* [What you need to do] Copy out each line containing "quia" from the entries below.

═══ Supplied records

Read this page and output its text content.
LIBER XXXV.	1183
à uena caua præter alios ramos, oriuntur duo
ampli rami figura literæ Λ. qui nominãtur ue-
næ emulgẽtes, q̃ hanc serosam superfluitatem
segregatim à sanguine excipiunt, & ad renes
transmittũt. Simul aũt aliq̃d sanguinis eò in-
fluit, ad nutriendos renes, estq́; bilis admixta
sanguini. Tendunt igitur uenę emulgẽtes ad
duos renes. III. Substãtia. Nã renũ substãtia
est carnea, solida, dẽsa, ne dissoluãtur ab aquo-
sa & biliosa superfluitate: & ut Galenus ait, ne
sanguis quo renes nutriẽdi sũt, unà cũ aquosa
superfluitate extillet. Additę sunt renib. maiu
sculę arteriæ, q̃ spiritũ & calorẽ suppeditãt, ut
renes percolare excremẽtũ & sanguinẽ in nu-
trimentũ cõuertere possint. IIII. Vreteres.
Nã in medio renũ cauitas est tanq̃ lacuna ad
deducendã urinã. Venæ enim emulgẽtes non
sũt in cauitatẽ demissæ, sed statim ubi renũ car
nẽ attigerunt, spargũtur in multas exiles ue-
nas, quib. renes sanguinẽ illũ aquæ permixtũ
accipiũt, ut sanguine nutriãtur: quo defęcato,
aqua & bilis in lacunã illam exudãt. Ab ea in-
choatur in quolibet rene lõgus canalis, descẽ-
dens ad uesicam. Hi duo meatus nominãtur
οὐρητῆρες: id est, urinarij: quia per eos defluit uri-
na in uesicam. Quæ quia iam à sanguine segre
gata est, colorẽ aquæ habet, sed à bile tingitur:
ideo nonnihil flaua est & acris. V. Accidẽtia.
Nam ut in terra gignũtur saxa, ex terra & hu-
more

══════

* [Written answer]
οὐρητῆρες: id est, urinarij: quia per eos defluit uri-
na in uesicam. Quæ quia iam à sanguine segre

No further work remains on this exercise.